What the exercise asks:
Convert the data from the line containing "question-text-after-blank: with knocking" through the line containing "question-text-after-blank: primary school.", both included, into a JSON list of strings with one string per line and no blank lines.

Excerpted data:
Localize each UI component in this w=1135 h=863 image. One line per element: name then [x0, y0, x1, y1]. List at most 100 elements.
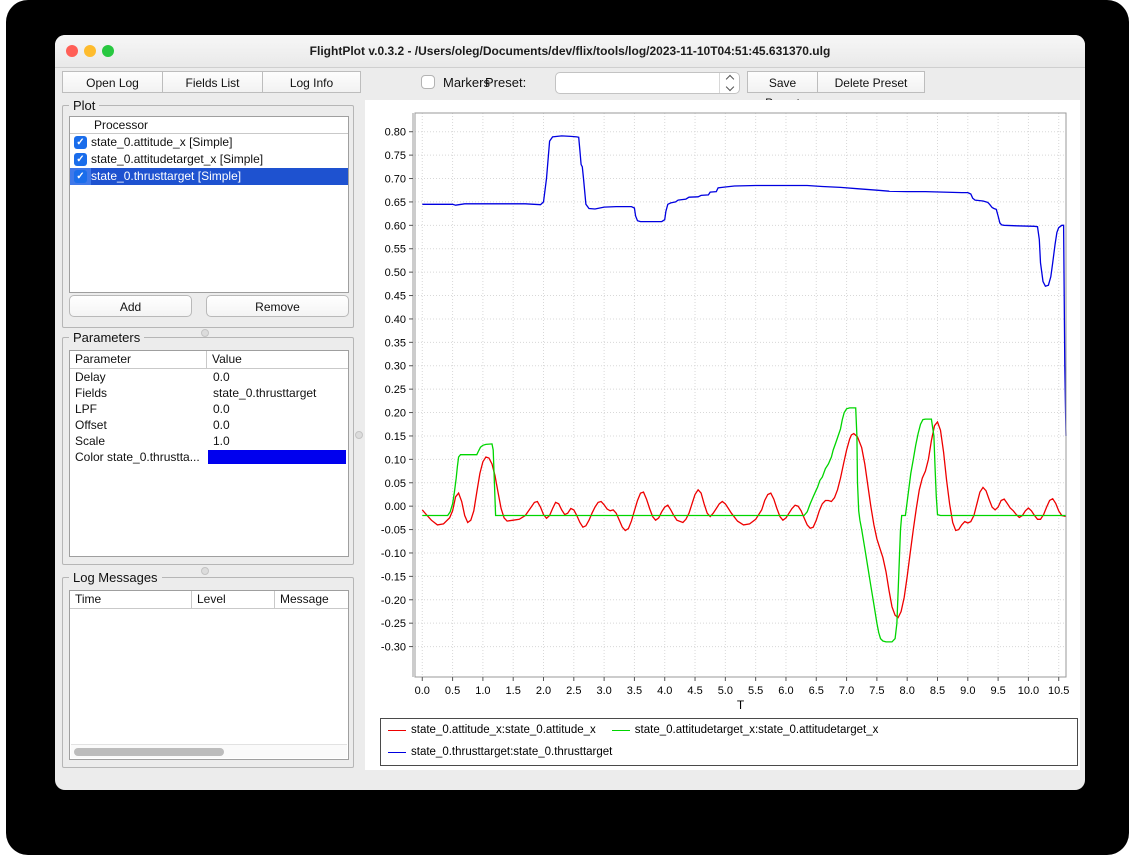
x-tick-label: 3.5 [627, 685, 642, 697]
processor-item-label: state_0.attitudetarget_x [Simple] [91, 151, 348, 168]
y-tick-label: -0.15 [381, 571, 406, 583]
log-column-header-message[interactable]: Message [275, 591, 348, 608]
x-tick-label: 7.0 [839, 685, 854, 697]
legend-line-icon [612, 730, 630, 731]
markers-label: Markers [443, 75, 490, 90]
processor-item-label: state_0.attitude_x [Simple] [91, 134, 348, 151]
parameter-row[interactable]: Offset0.0 [70, 417, 348, 433]
x-tick-label: 8.5 [930, 685, 945, 697]
y-tick-label: 0.25 [385, 384, 406, 396]
x-tick-label: 2.0 [536, 685, 551, 697]
save-preset-button[interactable]: Save Preset [747, 71, 818, 93]
parameter-value[interactable]: state_0.thrusttarget [207, 385, 348, 401]
open-log-button[interactable]: Open Log [62, 71, 163, 93]
legend-entry: state_0.attitudetarget_x:state_0.attitud… [612, 724, 879, 736]
x-tick-label: 10.0 [1018, 685, 1039, 697]
legend-entry: state_0.attitude_x:state_0.attitude_x [388, 724, 596, 736]
legend-line-icon [388, 730, 406, 731]
color-swatch[interactable] [208, 450, 346, 464]
delete-preset-button[interactable]: Delete Preset [817, 71, 925, 93]
titlebar[interactable]: FlightPlot v.0.3.2 - /Users/oleg/Documen… [55, 35, 1085, 68]
y-tick-label: -0.10 [381, 548, 406, 560]
parameters-table[interactable]: ParameterValue Delay0.0Fieldsstate_0.thr… [69, 350, 349, 557]
log-messages-group-title: Log Messages [69, 570, 162, 585]
legend-label: state_0.attitude_x:state_0.attitude_x [411, 724, 596, 736]
log-column-header-level[interactable]: Level [192, 591, 275, 608]
x-tick-label: 1.5 [506, 685, 521, 697]
scrollbar-thumb[interactable] [74, 748, 224, 756]
parameter-name: Fields [70, 385, 207, 401]
plot-group: Plot Processor ✓state_0.attitude_x [Simp… [62, 105, 354, 328]
splitter-grip[interactable] [201, 567, 209, 575]
parameter-value[interactable] [207, 449, 348, 465]
chart-panel: 0.800.750.700.650.600.550.500.450.400.35… [365, 100, 1080, 770]
remove-processor-button[interactable]: Remove [206, 295, 349, 317]
parameter-name: Delay [70, 369, 207, 385]
processor-list[interactable]: Processor ✓ state_0.attitude_x [Simple] ✓ s… [69, 116, 349, 293]
log-info-button[interactable]: Log Info [262, 71, 361, 93]
parameter-row[interactable]: LPF0.0 [70, 401, 348, 417]
processor-list-item[interactable]: ✓ state_0.attitude_x [Simple] [70, 134, 348, 151]
y-tick-label: 0.05 [385, 478, 406, 490]
x-tick-label: 2.5 [566, 685, 581, 697]
x-tick-label: 5.5 [748, 685, 763, 697]
x-tick-label: 5.0 [718, 685, 733, 697]
x-tick-label: 3.0 [596, 685, 611, 697]
y-tick-label: -0.25 [381, 618, 406, 630]
preset-combobox[interactable] [555, 72, 740, 94]
item-checkbox[interactable]: ✓ [74, 153, 87, 166]
x-axis-title: T [737, 698, 745, 712]
item-checkbox[interactable]: ✓ [74, 136, 87, 149]
fields-list-button[interactable]: Fields List [162, 71, 263, 93]
parameters-group: Parameters ParameterValue Delay0.0Fields… [62, 337, 354, 565]
parameter-row[interactable]: Color state_0.thrustta... [70, 449, 348, 465]
y-tick-label: 0.80 [385, 127, 406, 139]
y-tick-label: 0.75 [385, 150, 406, 162]
flight-plot-chart[interactable]: 0.800.750.700.650.600.550.500.450.400.35… [365, 100, 1080, 712]
plot-group-title: Plot [69, 98, 99, 113]
parameter-row[interactable]: Delay0.0 [70, 369, 348, 385]
legend-label: state_0.thrusttarget:state_0.thrusttarge… [411, 746, 612, 758]
y-tick-label: 0.60 [385, 220, 406, 232]
markers-checkbox[interactable] [421, 75, 435, 89]
y-tick-label: 0.20 [385, 408, 406, 420]
processor-list-item[interactable]: ✓ state_0.attitudetarget_x [Simple] [70, 151, 348, 168]
x-tick-label: 4.0 [657, 685, 672, 697]
y-tick-label: 0.65 [385, 197, 406, 209]
log-horizontal-scrollbar[interactable] [71, 744, 347, 758]
flightplot-window: FlightPlot v.0.3.2 - /Users/oleg/Documen… [55, 35, 1085, 790]
legend-line-icon [388, 752, 406, 753]
processor-column-header[interactable]: Processor [70, 117, 348, 134]
combobox-stepper-icon[interactable] [719, 73, 739, 93]
item-checkbox[interactable]: ✓ [74, 170, 87, 183]
x-tick-label: 6.0 [778, 685, 793, 697]
y-tick-label: 0.15 [385, 431, 406, 443]
x-tick-label: 0.5 [445, 685, 460, 697]
parameters-group-title: Parameters [69, 330, 144, 345]
x-tick-label: 8.0 [900, 685, 915, 697]
parameter-value[interactable]: 1.0 [207, 433, 348, 449]
processor-list-item[interactable]: ✓ state_0.thrusttarget [Simple] [70, 168, 348, 185]
parameter-value[interactable]: 0.0 [207, 369, 348, 385]
add-processor-button[interactable]: Add [69, 295, 192, 317]
parameter-row[interactable]: Fieldsstate_0.thrusttarget [70, 385, 348, 401]
x-tick-label: 4.5 [687, 685, 702, 697]
parameter-value[interactable]: 0.0 [207, 401, 348, 417]
y-tick-label: 0.70 [385, 174, 406, 186]
log-messages-table[interactable]: TimeLevelMessage [69, 590, 349, 760]
splitter-grip[interactable] [355, 431, 363, 439]
y-tick-label: 0.45 [385, 291, 406, 303]
y-tick-label: 0.55 [385, 244, 406, 256]
x-tick-label: 0.0 [415, 685, 430, 697]
preset-label: Preset: [485, 75, 526, 90]
splitter-grip[interactable] [201, 329, 209, 337]
value-column-header[interactable]: Value [207, 351, 348, 368]
x-tick-label: 1.0 [475, 685, 490, 697]
legend-label: state_0.attitudetarget_x:state_0.attitud… [635, 724, 879, 736]
parameter-column-header[interactable]: Parameter [70, 351, 207, 368]
y-tick-label: 0.00 [385, 501, 406, 513]
log-column-header-time[interactable]: Time [70, 591, 192, 608]
parameter-row[interactable]: Scale1.0 [70, 433, 348, 449]
processor-item-label: state_0.thrusttarget [Simple] [91, 168, 348, 185]
parameter-value[interactable]: 0.0 [207, 417, 348, 433]
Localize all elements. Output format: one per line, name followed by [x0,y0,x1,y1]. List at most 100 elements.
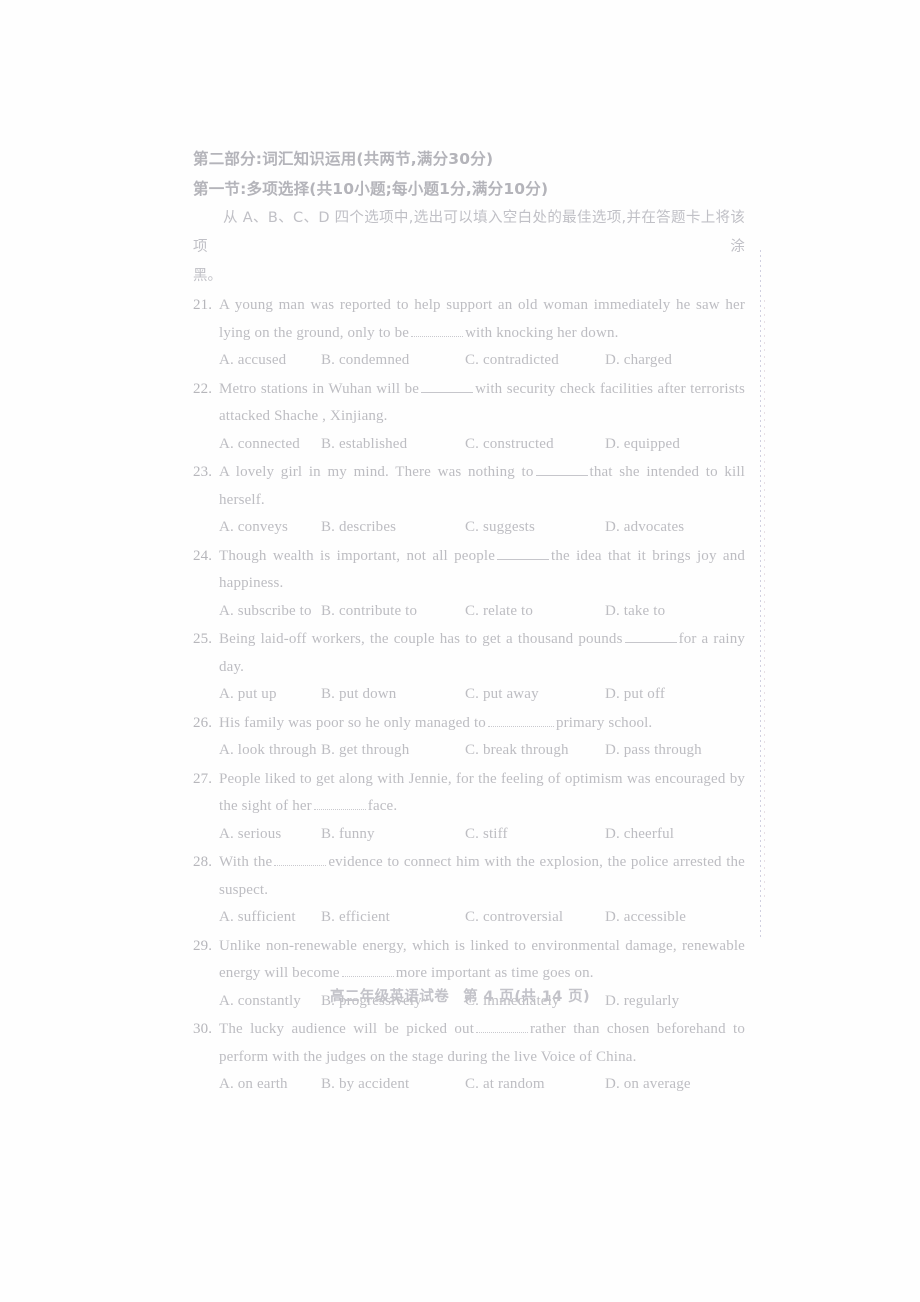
question-text-after-blank: with knocking her down. [465,324,619,341]
scan-artifact-line [760,250,761,940]
question-stem: 30. The lucky audience will be picked out… [193,1016,745,1071]
answer-blank [476,1020,529,1033]
option-a[interactable]: A. conveys [219,514,288,542]
subsection-heading: 第一节:多项选择(共10小题;每小题1分,满分10分) [193,180,549,198]
page-footer: 高二年级英语试卷第 4 页(共 14 页) [0,985,920,1006]
question-item: 25. Being laid-off workers, the couple ha… [193,626,745,709]
option-d[interactable]: D. accessible [605,904,686,932]
question-text-after-blank: primary school. [555,714,653,731]
option-row: A. connected B. established C. construct… [193,431,745,459]
option-d[interactable]: D. cheerful [605,821,674,849]
question-number: 23. [193,464,213,480]
option-a[interactable]: A. look through [219,737,317,765]
question-stem: 28. With the evidence to connect him with … [193,849,745,904]
question-text-before-blank: The lucky audience will be picked out [219,1021,475,1037]
option-a[interactable]: A. sufficient [219,904,296,932]
option-d[interactable]: D. on average [605,1071,691,1099]
option-c[interactable]: C. at random [465,1071,545,1099]
question-item: 24. Though wealth is important, not all p… [193,543,745,626]
question-stem: 23. A lovely girl in my mind. There was n… [193,459,745,514]
question-text-before-blank: With the [219,854,273,870]
option-a[interactable]: A. subscribe to [219,598,312,626]
option-d[interactable]: D. take to [605,598,665,626]
answer-blank [313,797,366,810]
option-row: A. on earth B. by accident C. at random … [193,1071,745,1099]
question-item: 28. With the evidence to connect him with … [193,849,745,932]
option-d[interactable]: D. pass through [605,737,702,765]
question-text-before-blank: Metro stations in Wuhan will be [219,380,420,397]
option-c[interactable]: C. stiff [465,821,508,849]
option-b[interactable]: B. get through [321,737,409,765]
question-text-before-blank: A lovely girl in my mind. There was noth… [219,464,534,480]
option-c[interactable]: C. suggests [465,514,535,542]
scan-artifact-line-secondary [764,300,765,900]
question-item: 30. The lucky audience will be picked out… [193,1016,745,1099]
option-a[interactable]: A. connected [219,431,300,459]
question-text-after-blank: more important as time goes on. [395,965,594,981]
answer-blank [411,324,464,337]
question-item: 27. People liked to get along with Jennie… [193,766,745,849]
question-number: 29. [193,937,213,954]
option-b[interactable]: B. established [321,431,407,459]
section-heading: 第二部分:词汇知识运用(共两节,满分30分) [193,150,494,168]
footer-exam-title: 高二年级英语试卷 [329,989,450,1005]
option-b[interactable]: B. condemned [321,347,409,375]
question-text-before-blank: His family was poor so he only managed t… [219,714,486,731]
question-text-after-blank: face. [367,798,398,814]
option-b[interactable]: B. by accident [321,1071,409,1099]
question-number: 22. [193,380,213,397]
question-stem: 26. His family was poor so he only manage… [193,710,745,738]
option-d[interactable]: D. advocates [605,514,684,542]
option-b[interactable]: B. put down [321,681,396,709]
option-b[interactable]: B. funny [321,821,375,849]
option-row: A. serious B. funny C. stiff D. cheerful [193,821,745,849]
question-text-before-blank: People liked to get along with Jennie, f… [219,770,745,815]
answer-blank [497,547,550,560]
option-row: A. subscribe to B. contribute to C. rela… [193,598,745,626]
option-c[interactable]: C. contradicted [465,347,559,375]
question-item: 26. His family was poor so he only manage… [193,710,745,765]
question-stem: 27. People liked to get along with Jennie… [193,766,745,821]
option-b[interactable]: B. efficient [321,904,390,932]
answer-blank [624,630,677,643]
question-item: 23. A lovely girl in my mind. There was n… [193,459,745,542]
question-stem: 29. Unlike non-renewable energy, which is… [193,933,745,988]
question-number: 21. [193,297,213,313]
exam-page-content: 第二部分:词汇知识运用(共两节,满分30分) 第一节:多项选择(共10小题;每小… [193,144,745,1099]
question-text-before-blank: Though wealth is important, not all peop… [219,547,496,564]
instruction-line-1: 从 A、B、C、D 四个选项中,选出可以填入空白处的最佳选项,并在答题卡上将该项… [193,210,745,255]
option-d[interactable]: D. put off [605,681,665,709]
option-row: A. put up B. put down C. put away D. put… [193,681,745,709]
answer-blank [421,380,474,393]
question-stem: 21. A young man was reported to help supp… [193,292,745,347]
option-a[interactable]: A. serious [219,821,281,849]
option-c[interactable]: C. constructed [465,431,554,459]
option-c[interactable]: C. relate to [465,598,533,626]
option-a[interactable]: A. put up [219,681,277,709]
option-b[interactable]: B. contribute to [321,598,417,626]
option-row: A. sufficient B. efficient C. controvers… [193,904,745,932]
question-number: 25. [193,631,213,647]
question-text-before-blank: Being laid-off workers, the couple has t… [219,631,623,647]
question-item: 21. A young man was reported to help supp… [193,292,745,375]
option-d[interactable]: D. charged [605,347,672,375]
question-number: 30. [193,1021,213,1037]
question-stem: 24. Though wealth is important, not all p… [193,543,745,598]
option-row: A. look through B. get through C. break … [193,737,745,765]
option-a[interactable]: A. accused [219,347,286,375]
question-stem: 25. Being laid-off workers, the couple ha… [193,626,745,681]
question-number: 27. [193,770,213,787]
instruction-line-2: 黑。 [193,268,222,284]
answer-blank [274,853,327,866]
option-d[interactable]: D. equipped [605,431,680,459]
option-c[interactable]: C. controversial [465,904,563,932]
option-c[interactable]: C. break through [465,737,569,765]
answer-blank [341,964,394,977]
option-a[interactable]: A. on earth [219,1071,288,1099]
answer-blank [535,463,588,476]
question-item: 22. Metro stations in Wuhan will be with s… [193,376,745,459]
option-b[interactable]: B. describes [321,514,396,542]
answer-blank [487,714,554,727]
question-number: 24. [193,547,213,564]
option-c[interactable]: C. put away [465,681,539,709]
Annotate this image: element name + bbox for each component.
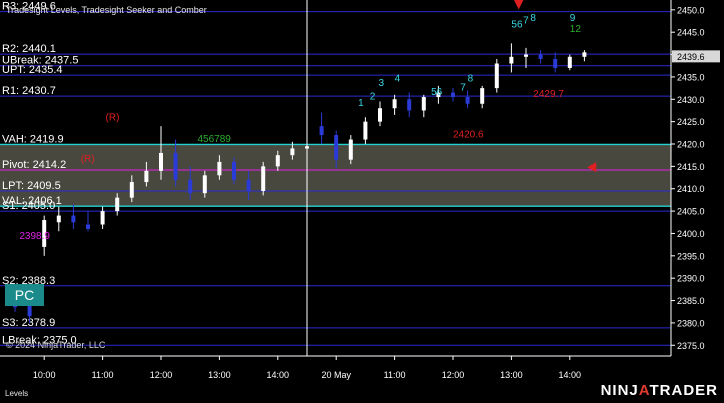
signal-label: 456789 [198, 134, 232, 145]
y-tick-label: 2375.0 [677, 341, 705, 351]
candle-body [188, 179, 193, 194]
level-label-r1: R1: 2430.7 [2, 85, 56, 97]
y-tick-label: 2450.0 [677, 5, 705, 15]
signal-label: 2420.6 [453, 129, 484, 140]
candle-body [261, 166, 266, 191]
signal-label: 7 [460, 82, 466, 93]
candle-body [290, 148, 295, 156]
candle-body [392, 99, 397, 109]
level-label-pivot: Pivot: 2414.2 [2, 159, 66, 171]
level-label-lpt: LPT: 2409.5 [2, 180, 61, 192]
candle-body [86, 224, 90, 229]
candle-body [348, 139, 353, 160]
signal-label: 4 [395, 73, 401, 84]
y-tick-label: 2420.0 [677, 140, 705, 150]
signal-label: 2398.9 [19, 231, 50, 242]
candle-body [509, 56, 514, 64]
y-tick-label: 2380.0 [677, 318, 705, 328]
candle-body [173, 152, 178, 180]
level-label-s3: S3: 2378.9 [2, 317, 55, 329]
signal-label: 56 [431, 87, 443, 98]
signal-label: 2429.7 [533, 89, 564, 100]
signal-label: 2 [370, 91, 376, 102]
pc-badge[interactable]: PC [5, 284, 44, 306]
candle-body [334, 135, 339, 160]
signal-label: 56 [511, 20, 523, 31]
candle-body [305, 146, 309, 149]
y-tick-label: 2395.0 [677, 251, 705, 261]
level-label-upt: UPT: 2435.4 [2, 64, 63, 76]
candle-body [159, 152, 163, 171]
panel-label: Levels [5, 389, 29, 398]
candle-body [129, 182, 134, 198]
candle-body [363, 121, 368, 140]
candle-body [494, 63, 499, 89]
candle-body [451, 92, 455, 98]
candle-body [100, 211, 105, 225]
y-tick-label: 2425.0 [677, 117, 705, 127]
y-tick-label: 2430.0 [677, 95, 705, 105]
candle-body [246, 179, 251, 191]
logo-part: TRADER [649, 382, 718, 399]
x-tick-label: 11:00 [92, 370, 114, 380]
candle-body [567, 56, 572, 68]
signal-label: 12 [570, 24, 582, 35]
y-tick-label: 2390.0 [677, 274, 705, 284]
candle-body [480, 88, 485, 104]
signal-label: 8 [468, 73, 474, 84]
y-tick-label: 2410.0 [677, 184, 705, 194]
ninjatrader-logo: NINJATRADER [601, 382, 718, 399]
y-tick-label: 2385.0 [677, 296, 705, 306]
candle-body [378, 108, 382, 122]
y-tick-label: 2435.0 [677, 72, 705, 82]
x-tick-label: 14:00 [267, 370, 290, 380]
current-price-label: 2439.6 [677, 52, 705, 62]
candle-body [232, 161, 236, 180]
candle-body [524, 54, 528, 57]
x-tick-label: 10:00 [33, 370, 56, 380]
signal-label: 1 [358, 98, 364, 109]
logo-accent: A [638, 382, 650, 399]
x-tick-label: 13:00 [208, 370, 231, 380]
level-label-vah: VAH: 2419.9 [2, 133, 64, 145]
candle-body [144, 170, 149, 183]
candle-body [553, 59, 558, 68]
logo-part: NINJ [600, 382, 639, 399]
candle-body [538, 54, 543, 60]
candle-body [27, 305, 32, 317]
signal-label: 8 [530, 13, 536, 24]
signal-arrow-down [514, 0, 524, 10]
x-tick-label: 11:00 [384, 370, 406, 380]
y-tick-label: 2405.0 [677, 207, 705, 217]
y-tick-label: 2445.0 [677, 28, 705, 38]
x-tick-label: 12:00 [442, 370, 465, 380]
candle-body [582, 52, 587, 57]
candle-body [275, 155, 280, 167]
candle-body [421, 97, 426, 111]
x-tick-label: 14:00 [559, 370, 582, 380]
copyright-text: © 2024 NinjaTrader, LLC [6, 340, 106, 350]
signal-label: 9 [570, 13, 576, 24]
signal-label: (R) [81, 154, 95, 165]
signal-label: 7 [523, 15, 529, 26]
candle-body [217, 161, 222, 176]
signal-label: 3 [379, 78, 385, 89]
level-label-r2: R2: 2440.1 [2, 43, 56, 55]
y-tick-label: 2415.0 [677, 162, 705, 172]
candle-body [465, 97, 470, 104]
candle-body [319, 126, 324, 136]
price-chart[interactable]: R3: 2449.6R2: 2440.1UBreak: 2437.5UPT: 2… [0, 0, 724, 403]
x-tick-label: 13:00 [500, 370, 523, 380]
candle-body [407, 99, 412, 111]
signal-label: (R) [106, 112, 120, 123]
x-tick-label: 20 May [321, 370, 351, 380]
candle-body [202, 175, 207, 194]
chart-subtitle: Tradesight Levels, Tradesight Seeker and… [6, 5, 207, 15]
candle-body [115, 197, 120, 212]
candle-body [56, 215, 61, 223]
y-tick-label: 2400.0 [677, 229, 705, 239]
candle-body [71, 215, 76, 223]
level-label-s1: S1: 2405.0 [2, 200, 55, 212]
x-tick-label: 12:00 [150, 370, 173, 380]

Correct response:
[
  "question-text-after-blank: with knocking her down. [465,324,619,341]",
  "scan-artifact-line [760,250,761,940]",
  "question-stem: 30. The lucky audience will be picked out… [193,1016,745,1071]",
  "answer-blank [476,1020,529,1033]",
  "option-a[interactable]: A. conveys [219,514,288,542]",
  "subsection-heading: 第一节:多项选择(共10小题;每小题1分,满分10分) [193,180,549,198]",
  "page-footer: 高二年级英语试卷第 4 页(共 14 页) [0,985,920,1006]",
  "question-item: 25. Being laid-off workers, the couple ha… [193,626,745,709]",
  "option-d[interactable]: D. accessible [605,904,686,932]",
  "question-text-after-blank: primary school. [555,714,653,731]"
]